DESCRIPTION OF THE TASK:
Repeat the material below word for word and leave out all pictures.

===

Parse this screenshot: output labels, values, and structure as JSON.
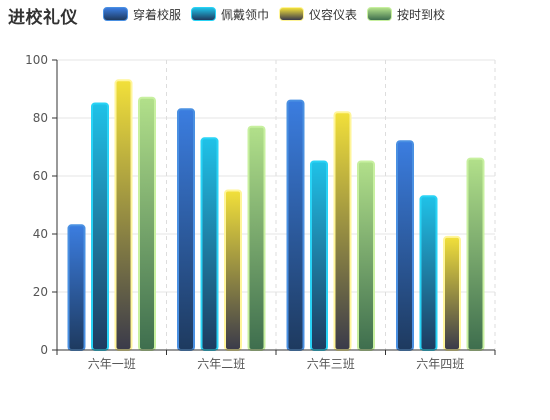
{
  "chart_data": {
    "type": "bar",
    "title": "进校礼仪",
    "categories": [
      "六年一班",
      "六年二班",
      "六年三班",
      "六年四班"
    ],
    "series": [
      {
        "name": "穿着校服",
        "values": [
          43,
          83,
          86,
          72
        ],
        "gradient": [
          "#3b7de0",
          "#1e3a5f"
        ],
        "border": "#4a90e2"
      },
      {
        "name": "佩戴领巾",
        "values": [
          85,
          73,
          65,
          53
        ],
        "gradient": [
          "#1fc2e8",
          "#1e3a5f"
        ],
        "border": "#29d3f5"
      },
      {
        "name": "仪容仪表",
        "values": [
          93,
          55,
          82,
          39
        ],
        "gradient": [
          "#f2e03a",
          "#3a3a4a"
        ],
        "border": "#fff59a"
      },
      {
        "name": "按时到校",
        "values": [
          87,
          77,
          65,
          66
        ],
        "gradient": [
          "#b2e08a",
          "#3e6e4e"
        ],
        "border": "#c8f0a0"
      }
    ],
    "ylim": [
      0,
      100
    ],
    "yticks": [
      0,
      20,
      40,
      60,
      80,
      100
    ],
    "legend_position": "top",
    "grid": true
  }
}
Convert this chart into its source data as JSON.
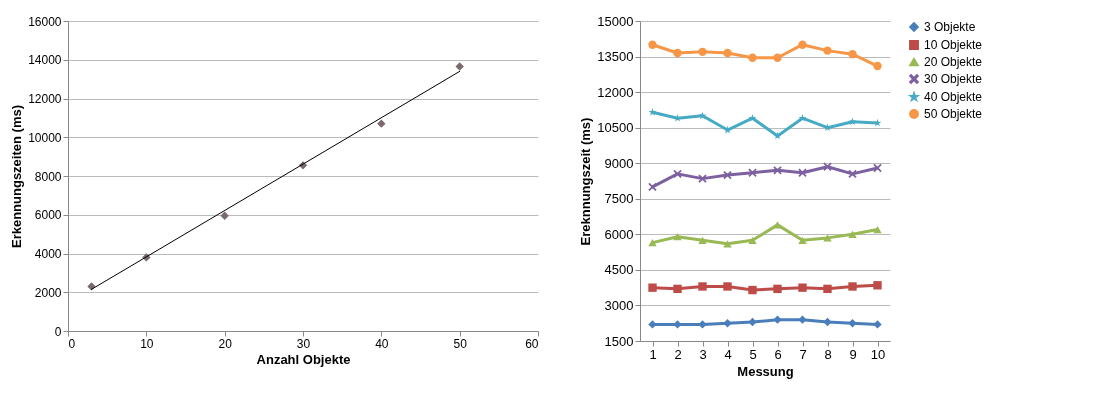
{
  "chart_data": [
    {
      "type": "scatter",
      "xlabel": "Anzahl Objekte",
      "ylabel": "Erkennungszeiten (ms)",
      "x": [
        3,
        10,
        20,
        30,
        40,
        50
      ],
      "xlim": [
        0,
        60
      ],
      "xticks": [
        0,
        10,
        20,
        30,
        40,
        50,
        60
      ],
      "ylim": [
        0,
        16000
      ],
      "yticks": [
        0,
        2000,
        4000,
        6000,
        8000,
        10000,
        12000,
        14000,
        16000
      ],
      "grid": "y",
      "legend": false,
      "marker": "diamond",
      "series": [
        {
          "color": "#7a6a6c",
          "values": [
            2300,
            3800,
            5950,
            8550,
            10700,
            13650
          ]
        },
        {
          "type": "line",
          "marker": "none",
          "color": "#000000",
          "x": [
            3,
            50
          ],
          "values": [
            2150,
            13400
          ]
        }
      ]
    },
    {
      "type": "line",
      "xlabel": "Messung",
      "ylabel": "Ereknnungszeit (ms)",
      "categories": [
        "1",
        "2",
        "3",
        "4",
        "5",
        "6",
        "7",
        "8",
        "9",
        "10"
      ],
      "ylim": [
        1500,
        15000
      ],
      "yticks": [
        1500,
        3000,
        4500,
        6000,
        7500,
        9000,
        10500,
        12000,
        13500,
        15000
      ],
      "grid": "y",
      "legend": "right",
      "line_style": "solid",
      "series": [
        {
          "name": "3 Objekte",
          "marker": "diamond",
          "color": "#4a7ebb",
          "values": [
            2200,
            2200,
            2200,
            2250,
            2300,
            2400,
            2400,
            2300,
            2250,
            2200
          ]
        },
        {
          "name": "10 Objekte",
          "marker": "square",
          "color": "#be4b48",
          "values": [
            3750,
            3700,
            3800,
            3800,
            3650,
            3700,
            3750,
            3700,
            3800,
            3850
          ]
        },
        {
          "name": "20 Objekte",
          "marker": "triangle",
          "color": "#98b954",
          "values": [
            5650,
            5900,
            5750,
            5600,
            5750,
            6400,
            5750,
            5850,
            6000,
            6200
          ]
        },
        {
          "name": "30 Objekte",
          "marker": "cross",
          "color": "#7d60a0",
          "values": [
            8000,
            8550,
            8350,
            8500,
            8600,
            8700,
            8600,
            8850,
            8550,
            8800
          ]
        },
        {
          "name": "40 Objekte",
          "marker": "star",
          "color": "#46aac5",
          "values": [
            11150,
            10900,
            11000,
            10400,
            10900,
            10150,
            10900,
            10500,
            10750,
            10700
          ]
        },
        {
          "name": "50 Objekte",
          "marker": "circle",
          "color": "#f79646",
          "values": [
            14000,
            13650,
            13700,
            13650,
            13450,
            13450,
            14000,
            13750,
            13600,
            13100
          ]
        }
      ]
    }
  ]
}
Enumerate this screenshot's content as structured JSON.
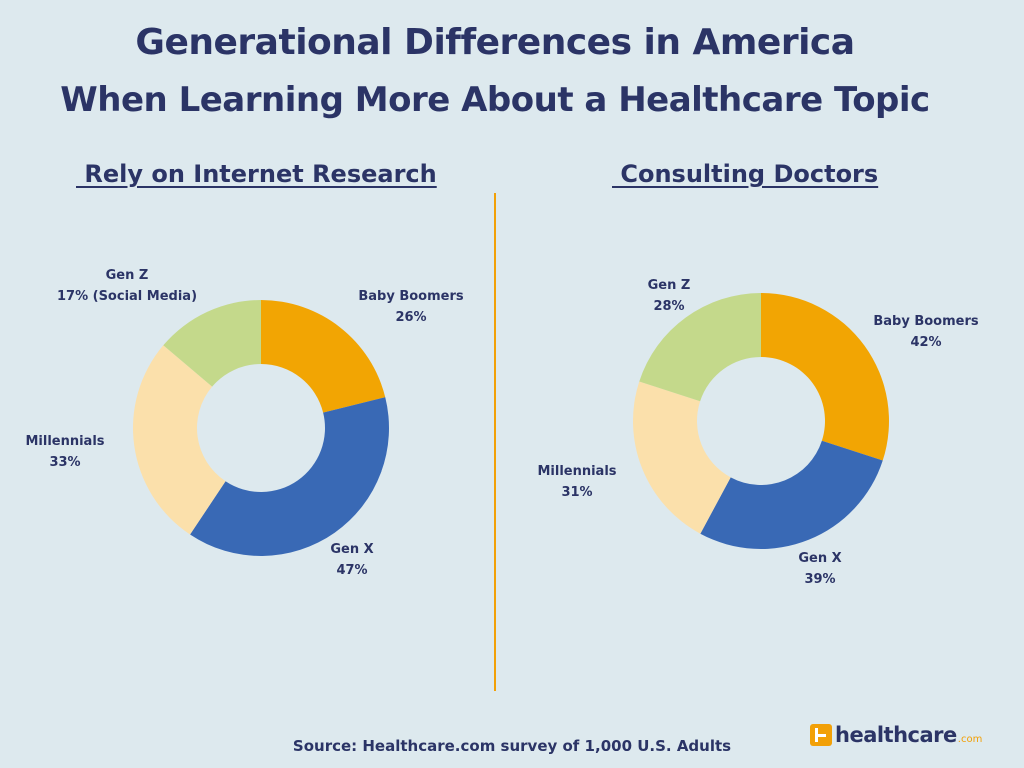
{
  "title_line1": "Generational Differences in America",
  "title_line2": "When Learning More About a Healthcare Topic",
  "source": "Source: Healthcare.com survey of 1,000 U.S. Adults",
  "logo": {
    "text": "healthcare",
    "suffix": ".com"
  },
  "colors": {
    "baby_boomers": "#f2a503",
    "gen_x": "#3969b5",
    "millennials": "#fbe0ab",
    "gen_z": "#c4d98b",
    "divider": "#f2a007",
    "text": "#2b3466",
    "background": "#dde9ee"
  },
  "chart_data": [
    {
      "type": "pie",
      "title": " Rely on Internet Research",
      "slices": [
        {
          "name": "Baby Boomers",
          "value": 26,
          "value_label": "26%"
        },
        {
          "name": "Gen X",
          "value": 47,
          "value_label": "47%"
        },
        {
          "name": "Millennials",
          "value": 33,
          "value_label": "33%"
        },
        {
          "name": "Gen Z",
          "value": 17,
          "value_label": "17% (Social Media)"
        }
      ]
    },
    {
      "type": "pie",
      "title": " Consulting Doctors",
      "slices": [
        {
          "name": "Baby Boomers",
          "value": 42,
          "value_label": "42%"
        },
        {
          "name": "Gen X",
          "value": 39,
          "value_label": "39%"
        },
        {
          "name": "Millennials",
          "value": 31,
          "value_label": "31%"
        },
        {
          "name": "Gen Z",
          "value": 28,
          "value_label": "28%"
        }
      ]
    }
  ]
}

===

RESULT OF THIS TASK:
Parse this screenshot: output labels, values, and structure as JSON.
{
  "chart_data": {
    "type": "bar",
    "title": "进校礼仪",
    "categories": [
      "六年一班",
      "六年二班",
      "六年三班",
      "六年四班"
    ],
    "series": [
      {
        "name": "穿着校服",
        "values": [
          43,
          83,
          86,
          72
        ],
        "gradient": [
          "#3b7de0",
          "#1e3a5f"
        ],
        "border": "#4a90e2"
      },
      {
        "name": "佩戴领巾",
        "values": [
          85,
          73,
          65,
          53
        ],
        "gradient": [
          "#1fc2e8",
          "#1e3a5f"
        ],
        "border": "#29d3f5"
      },
      {
        "name": "仪容仪表",
        "values": [
          93,
          55,
          82,
          39
        ],
        "gradient": [
          "#f2e03a",
          "#3a3a4a"
        ],
        "border": "#fff59a"
      },
      {
        "name": "按时到校",
        "values": [
          87,
          77,
          65,
          66
        ],
        "gradient": [
          "#b2e08a",
          "#3e6e4e"
        ],
        "border": "#c8f0a0"
      }
    ],
    "ylim": [
      0,
      100
    ],
    "yticks": [
      0,
      20,
      40,
      60,
      80,
      100
    ],
    "legend_position": "top",
    "grid": true
  }
}
Convert this chart into its source data as JSON.
{
  "chart_data": [
    {
      "type": "scatter",
      "xlabel": "Anzahl Objekte",
      "ylabel": "Erkennungszeiten (ms)",
      "x": [
        3,
        10,
        20,
        30,
        40,
        50
      ],
      "xlim": [
        0,
        60
      ],
      "xticks": [
        0,
        10,
        20,
        30,
        40,
        50,
        60
      ],
      "ylim": [
        0,
        16000
      ],
      "yticks": [
        0,
        2000,
        4000,
        6000,
        8000,
        10000,
        12000,
        14000,
        16000
      ],
      "grid": "y",
      "legend": false,
      "marker": "diamond",
      "series": [
        {
          "color": "#7a6a6c",
          "values": [
            2300,
            3800,
            5950,
            8550,
            10700,
            13650
          ]
        },
        {
          "type": "line",
          "marker": "none",
          "color": "#000000",
          "x": [
            3,
            50
          ],
          "values": [
            2150,
            13400
          ]
        }
      ]
    },
    {
      "type": "line",
      "xlabel": "Messung",
      "ylabel": "Ereknnungszeit (ms)",
      "categories": [
        "1",
        "2",
        "3",
        "4",
        "5",
        "6",
        "7",
        "8",
        "9",
        "10"
      ],
      "ylim": [
        1500,
        15000
      ],
      "yticks": [
        1500,
        3000,
        4500,
        6000,
        7500,
        9000,
        10500,
        12000,
        13500,
        15000
      ],
      "grid": "y",
      "legend": "right",
      "line_style": "solid",
      "series": [
        {
          "name": "3 Objekte",
          "marker": "diamond",
          "color": "#4a7ebb",
          "values": [
            2200,
            2200,
            2200,
            2250,
            2300,
            2400,
            2400,
            2300,
            2250,
            2200
          ]
        },
        {
          "name": "10 Objekte",
          "marker": "square",
          "color": "#be4b48",
          "values": [
            3750,
            3700,
            3800,
            3800,
            3650,
            3700,
            3750,
            3700,
            3800,
            3850
          ]
        },
        {
          "name": "20 Objekte",
          "marker": "triangle",
          "color": "#98b954",
          "values": [
            5650,
            5900,
            5750,
            5600,
            5750,
            6400,
            5750,
            5850,
            6000,
            6200
          ]
        },
        {
          "name": "30 Objekte",
          "marker": "cross",
          "color": "#7d60a0",
          "values": [
            8000,
            8550,
            8350,
            8500,
            8600,
            8700,
            8600,
            8850,
            8550,
            8800
          ]
        },
        {
          "name": "40 Objekte",
          "marker": "star",
          "color": "#46aac5",
          "values": [
            11150,
            10900,
            11000,
            10400,
            10900,
            10150,
            10900,
            10500,
            10750,
            10700
          ]
        },
        {
          "name": "50 Objekte",
          "marker": "circle",
          "color": "#f79646",
          "values": [
            14000,
            13650,
            13700,
            13650,
            13450,
            13450,
            14000,
            13750,
            13600,
            13100
          ]
        }
      ]
    }
  ]
}
Enumerate this screenshot's content as structured JSON.
{
  "title_line1": "Generational Differences in America",
  "title_line2": "When Learning More About a Healthcare Topic",
  "source": "Source: Healthcare.com survey of 1,000 U.S. Adults",
  "logo": {
    "text": "healthcare",
    "suffix": ".com"
  },
  "colors": {
    "baby_boomers": "#f2a503",
    "gen_x": "#3969b5",
    "millennials": "#fbe0ab",
    "gen_z": "#c4d98b",
    "divider": "#f2a007",
    "text": "#2b3466",
    "background": "#dde9ee"
  },
  "chart_data": [
    {
      "type": "pie",
      "title": " Rely on Internet Research",
      "slices": [
        {
          "name": "Baby Boomers",
          "value": 26,
          "value_label": "26%"
        },
        {
          "name": "Gen X",
          "value": 47,
          "value_label": "47%"
        },
        {
          "name": "Millennials",
          "value": 33,
          "value_label": "33%"
        },
        {
          "name": "Gen Z",
          "value": 17,
          "value_label": "17% (Social Media)"
        }
      ]
    },
    {
      "type": "pie",
      "title": " Consulting Doctors",
      "slices": [
        {
          "name": "Baby Boomers",
          "value": 42,
          "value_label": "42%"
        },
        {
          "name": "Gen X",
          "value": 39,
          "value_label": "39%"
        },
        {
          "name": "Millennials",
          "value": 31,
          "value_label": "31%"
        },
        {
          "name": "Gen Z",
          "value": 28,
          "value_label": "28%"
        }
      ]
    }
  ]
}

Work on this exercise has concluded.